* _Set exercise_
Return all lines from the listing below in which the string "wirken" occurs.

-- Begin Information provided --

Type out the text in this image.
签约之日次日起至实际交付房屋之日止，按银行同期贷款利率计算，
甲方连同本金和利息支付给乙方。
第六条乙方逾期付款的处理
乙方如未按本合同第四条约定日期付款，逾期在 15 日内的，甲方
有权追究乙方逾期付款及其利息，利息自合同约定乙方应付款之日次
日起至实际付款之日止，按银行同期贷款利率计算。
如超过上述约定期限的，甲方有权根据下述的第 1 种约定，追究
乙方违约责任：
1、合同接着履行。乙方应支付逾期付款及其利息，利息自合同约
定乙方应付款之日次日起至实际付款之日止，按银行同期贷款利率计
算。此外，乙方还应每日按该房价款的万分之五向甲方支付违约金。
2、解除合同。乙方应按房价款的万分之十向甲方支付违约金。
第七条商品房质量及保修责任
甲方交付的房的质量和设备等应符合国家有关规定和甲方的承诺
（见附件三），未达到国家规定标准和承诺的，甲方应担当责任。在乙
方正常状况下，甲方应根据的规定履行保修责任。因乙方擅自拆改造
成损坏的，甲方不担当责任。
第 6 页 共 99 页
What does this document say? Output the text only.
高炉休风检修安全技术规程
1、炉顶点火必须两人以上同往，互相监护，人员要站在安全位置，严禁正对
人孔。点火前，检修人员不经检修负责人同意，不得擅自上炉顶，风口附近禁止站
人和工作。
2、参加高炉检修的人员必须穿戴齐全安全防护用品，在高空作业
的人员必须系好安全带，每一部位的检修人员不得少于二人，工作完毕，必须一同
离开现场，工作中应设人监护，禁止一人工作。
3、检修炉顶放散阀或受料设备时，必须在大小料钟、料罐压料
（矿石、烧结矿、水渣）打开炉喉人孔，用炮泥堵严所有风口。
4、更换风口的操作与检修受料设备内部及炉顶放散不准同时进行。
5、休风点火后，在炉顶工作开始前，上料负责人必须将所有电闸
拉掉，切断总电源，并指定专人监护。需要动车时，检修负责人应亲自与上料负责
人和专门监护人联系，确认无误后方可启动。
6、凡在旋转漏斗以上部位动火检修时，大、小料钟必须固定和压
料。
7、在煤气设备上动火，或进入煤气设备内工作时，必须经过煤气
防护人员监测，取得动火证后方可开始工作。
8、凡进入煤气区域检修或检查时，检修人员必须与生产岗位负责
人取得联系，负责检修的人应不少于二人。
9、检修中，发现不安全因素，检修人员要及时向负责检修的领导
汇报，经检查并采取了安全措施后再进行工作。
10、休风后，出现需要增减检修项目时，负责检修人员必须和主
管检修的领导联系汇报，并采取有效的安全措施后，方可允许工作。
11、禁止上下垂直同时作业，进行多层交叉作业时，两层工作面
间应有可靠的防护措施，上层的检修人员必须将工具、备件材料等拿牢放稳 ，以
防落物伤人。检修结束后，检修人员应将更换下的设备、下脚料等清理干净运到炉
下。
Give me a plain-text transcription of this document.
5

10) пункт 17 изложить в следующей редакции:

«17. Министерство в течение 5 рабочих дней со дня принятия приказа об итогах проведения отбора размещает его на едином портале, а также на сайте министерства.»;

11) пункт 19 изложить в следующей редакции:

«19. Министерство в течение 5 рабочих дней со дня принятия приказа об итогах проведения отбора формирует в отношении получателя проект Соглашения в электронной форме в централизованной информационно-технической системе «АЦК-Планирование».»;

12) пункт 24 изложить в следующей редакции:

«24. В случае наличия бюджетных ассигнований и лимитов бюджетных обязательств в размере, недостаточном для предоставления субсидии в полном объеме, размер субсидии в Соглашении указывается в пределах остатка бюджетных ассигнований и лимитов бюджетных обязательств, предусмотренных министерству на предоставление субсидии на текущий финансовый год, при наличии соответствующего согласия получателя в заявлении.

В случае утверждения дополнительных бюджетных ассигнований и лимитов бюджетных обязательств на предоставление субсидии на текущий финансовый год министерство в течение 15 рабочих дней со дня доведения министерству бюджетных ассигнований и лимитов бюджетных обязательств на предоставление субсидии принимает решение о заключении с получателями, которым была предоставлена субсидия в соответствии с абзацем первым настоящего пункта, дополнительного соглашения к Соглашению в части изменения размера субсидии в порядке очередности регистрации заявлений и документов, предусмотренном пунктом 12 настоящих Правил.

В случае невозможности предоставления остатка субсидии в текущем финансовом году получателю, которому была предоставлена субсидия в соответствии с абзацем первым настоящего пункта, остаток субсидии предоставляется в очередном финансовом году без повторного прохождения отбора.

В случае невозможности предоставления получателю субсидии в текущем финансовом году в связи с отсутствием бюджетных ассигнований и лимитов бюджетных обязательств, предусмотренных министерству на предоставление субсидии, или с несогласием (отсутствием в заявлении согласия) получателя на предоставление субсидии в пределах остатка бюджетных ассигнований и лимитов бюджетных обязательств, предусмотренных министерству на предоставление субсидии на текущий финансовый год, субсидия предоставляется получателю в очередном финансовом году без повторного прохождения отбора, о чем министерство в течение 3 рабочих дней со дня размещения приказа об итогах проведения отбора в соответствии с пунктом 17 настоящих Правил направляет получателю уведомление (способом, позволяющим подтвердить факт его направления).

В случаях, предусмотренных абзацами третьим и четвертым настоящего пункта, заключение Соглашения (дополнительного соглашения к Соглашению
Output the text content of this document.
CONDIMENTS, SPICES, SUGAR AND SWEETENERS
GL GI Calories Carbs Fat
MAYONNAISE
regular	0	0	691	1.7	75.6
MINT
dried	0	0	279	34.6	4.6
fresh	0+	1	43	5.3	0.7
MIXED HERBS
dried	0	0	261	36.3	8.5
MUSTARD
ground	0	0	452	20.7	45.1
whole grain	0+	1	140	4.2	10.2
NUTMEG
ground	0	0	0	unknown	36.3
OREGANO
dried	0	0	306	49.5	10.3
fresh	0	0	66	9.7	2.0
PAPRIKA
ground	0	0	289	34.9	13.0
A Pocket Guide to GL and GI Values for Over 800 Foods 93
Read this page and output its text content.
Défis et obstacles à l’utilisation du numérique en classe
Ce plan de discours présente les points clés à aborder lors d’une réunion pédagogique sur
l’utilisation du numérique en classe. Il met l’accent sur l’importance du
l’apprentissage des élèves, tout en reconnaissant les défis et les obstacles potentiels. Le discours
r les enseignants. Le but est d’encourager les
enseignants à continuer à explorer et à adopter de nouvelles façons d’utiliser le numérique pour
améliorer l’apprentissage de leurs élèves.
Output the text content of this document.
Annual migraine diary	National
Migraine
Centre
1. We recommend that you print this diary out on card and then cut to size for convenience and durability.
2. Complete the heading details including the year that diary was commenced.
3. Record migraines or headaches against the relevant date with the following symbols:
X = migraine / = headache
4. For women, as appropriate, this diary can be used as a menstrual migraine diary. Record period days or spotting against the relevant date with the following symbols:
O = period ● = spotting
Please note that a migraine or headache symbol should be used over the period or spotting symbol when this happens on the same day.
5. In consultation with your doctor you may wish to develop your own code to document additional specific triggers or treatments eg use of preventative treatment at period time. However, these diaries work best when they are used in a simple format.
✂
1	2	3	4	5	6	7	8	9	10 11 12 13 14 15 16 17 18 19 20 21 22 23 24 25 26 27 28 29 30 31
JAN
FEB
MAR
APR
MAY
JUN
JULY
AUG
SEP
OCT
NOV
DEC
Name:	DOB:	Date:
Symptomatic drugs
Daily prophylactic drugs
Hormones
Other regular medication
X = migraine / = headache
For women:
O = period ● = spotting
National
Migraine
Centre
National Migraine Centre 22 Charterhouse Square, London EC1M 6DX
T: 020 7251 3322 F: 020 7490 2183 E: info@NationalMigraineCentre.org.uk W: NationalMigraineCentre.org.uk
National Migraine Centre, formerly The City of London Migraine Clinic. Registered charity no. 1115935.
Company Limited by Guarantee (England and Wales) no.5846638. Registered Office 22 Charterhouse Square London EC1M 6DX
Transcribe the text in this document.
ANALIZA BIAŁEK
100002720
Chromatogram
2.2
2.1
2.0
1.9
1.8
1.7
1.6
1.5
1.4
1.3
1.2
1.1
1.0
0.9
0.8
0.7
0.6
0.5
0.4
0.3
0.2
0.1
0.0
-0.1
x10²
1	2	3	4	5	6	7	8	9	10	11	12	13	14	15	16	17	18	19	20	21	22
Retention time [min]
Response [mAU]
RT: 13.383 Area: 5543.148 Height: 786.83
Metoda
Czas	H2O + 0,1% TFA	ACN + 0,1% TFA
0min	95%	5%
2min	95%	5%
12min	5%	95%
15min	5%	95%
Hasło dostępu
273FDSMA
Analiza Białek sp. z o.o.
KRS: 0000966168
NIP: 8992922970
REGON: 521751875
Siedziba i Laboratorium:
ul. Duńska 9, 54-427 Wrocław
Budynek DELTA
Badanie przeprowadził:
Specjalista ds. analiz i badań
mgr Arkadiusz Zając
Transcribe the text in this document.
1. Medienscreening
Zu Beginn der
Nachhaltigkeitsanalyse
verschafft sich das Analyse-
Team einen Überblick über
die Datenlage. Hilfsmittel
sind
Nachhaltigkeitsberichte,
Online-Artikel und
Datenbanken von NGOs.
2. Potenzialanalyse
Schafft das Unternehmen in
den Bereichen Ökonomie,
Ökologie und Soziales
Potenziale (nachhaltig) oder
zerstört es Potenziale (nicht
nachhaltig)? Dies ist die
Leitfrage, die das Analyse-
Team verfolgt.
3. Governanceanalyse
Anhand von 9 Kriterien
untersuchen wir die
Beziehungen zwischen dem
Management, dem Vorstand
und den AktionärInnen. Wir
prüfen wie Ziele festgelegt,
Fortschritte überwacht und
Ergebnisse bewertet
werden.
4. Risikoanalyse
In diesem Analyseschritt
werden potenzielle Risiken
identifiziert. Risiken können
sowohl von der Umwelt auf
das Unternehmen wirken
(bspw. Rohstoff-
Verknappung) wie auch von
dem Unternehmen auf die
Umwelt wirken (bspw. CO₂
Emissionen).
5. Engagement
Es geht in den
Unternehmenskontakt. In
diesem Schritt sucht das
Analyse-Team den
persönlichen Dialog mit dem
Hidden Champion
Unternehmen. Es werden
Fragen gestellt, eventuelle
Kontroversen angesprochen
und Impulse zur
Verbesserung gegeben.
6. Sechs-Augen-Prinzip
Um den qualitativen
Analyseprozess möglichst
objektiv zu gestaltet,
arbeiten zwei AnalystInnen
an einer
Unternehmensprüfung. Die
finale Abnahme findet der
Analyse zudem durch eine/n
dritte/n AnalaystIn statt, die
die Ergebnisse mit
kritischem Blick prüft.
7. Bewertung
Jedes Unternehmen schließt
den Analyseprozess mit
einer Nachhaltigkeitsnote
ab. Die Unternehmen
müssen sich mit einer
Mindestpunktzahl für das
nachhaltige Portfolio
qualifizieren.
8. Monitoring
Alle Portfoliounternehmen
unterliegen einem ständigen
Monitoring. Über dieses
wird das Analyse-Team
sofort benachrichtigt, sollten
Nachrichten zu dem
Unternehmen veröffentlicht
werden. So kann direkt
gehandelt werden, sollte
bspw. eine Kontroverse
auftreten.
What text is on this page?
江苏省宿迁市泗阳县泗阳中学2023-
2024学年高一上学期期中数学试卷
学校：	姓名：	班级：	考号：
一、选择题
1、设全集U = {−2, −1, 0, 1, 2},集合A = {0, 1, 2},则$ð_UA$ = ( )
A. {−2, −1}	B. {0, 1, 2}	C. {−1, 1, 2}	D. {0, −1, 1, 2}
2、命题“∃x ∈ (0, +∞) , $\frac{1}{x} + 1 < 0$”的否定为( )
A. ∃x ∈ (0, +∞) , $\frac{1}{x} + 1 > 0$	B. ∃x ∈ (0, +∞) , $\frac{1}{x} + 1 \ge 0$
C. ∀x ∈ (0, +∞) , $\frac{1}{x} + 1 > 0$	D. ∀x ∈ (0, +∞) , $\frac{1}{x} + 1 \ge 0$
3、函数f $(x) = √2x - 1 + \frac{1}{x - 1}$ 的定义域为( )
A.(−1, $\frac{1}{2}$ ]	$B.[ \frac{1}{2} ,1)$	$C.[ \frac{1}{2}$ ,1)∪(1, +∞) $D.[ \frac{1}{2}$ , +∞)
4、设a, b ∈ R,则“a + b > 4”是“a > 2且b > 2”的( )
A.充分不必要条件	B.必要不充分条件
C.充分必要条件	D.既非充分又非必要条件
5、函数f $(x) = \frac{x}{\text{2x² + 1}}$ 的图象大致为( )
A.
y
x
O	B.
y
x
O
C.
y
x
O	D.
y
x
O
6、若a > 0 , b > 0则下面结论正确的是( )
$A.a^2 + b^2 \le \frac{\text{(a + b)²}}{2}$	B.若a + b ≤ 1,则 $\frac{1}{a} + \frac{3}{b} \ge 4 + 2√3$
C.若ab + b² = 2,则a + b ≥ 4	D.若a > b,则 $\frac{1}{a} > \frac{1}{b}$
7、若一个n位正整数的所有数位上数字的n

-- End Information provided --

* _Solution to this exercise_
das Unternehmen wirken
Umwelt wirken (bspw. CO₂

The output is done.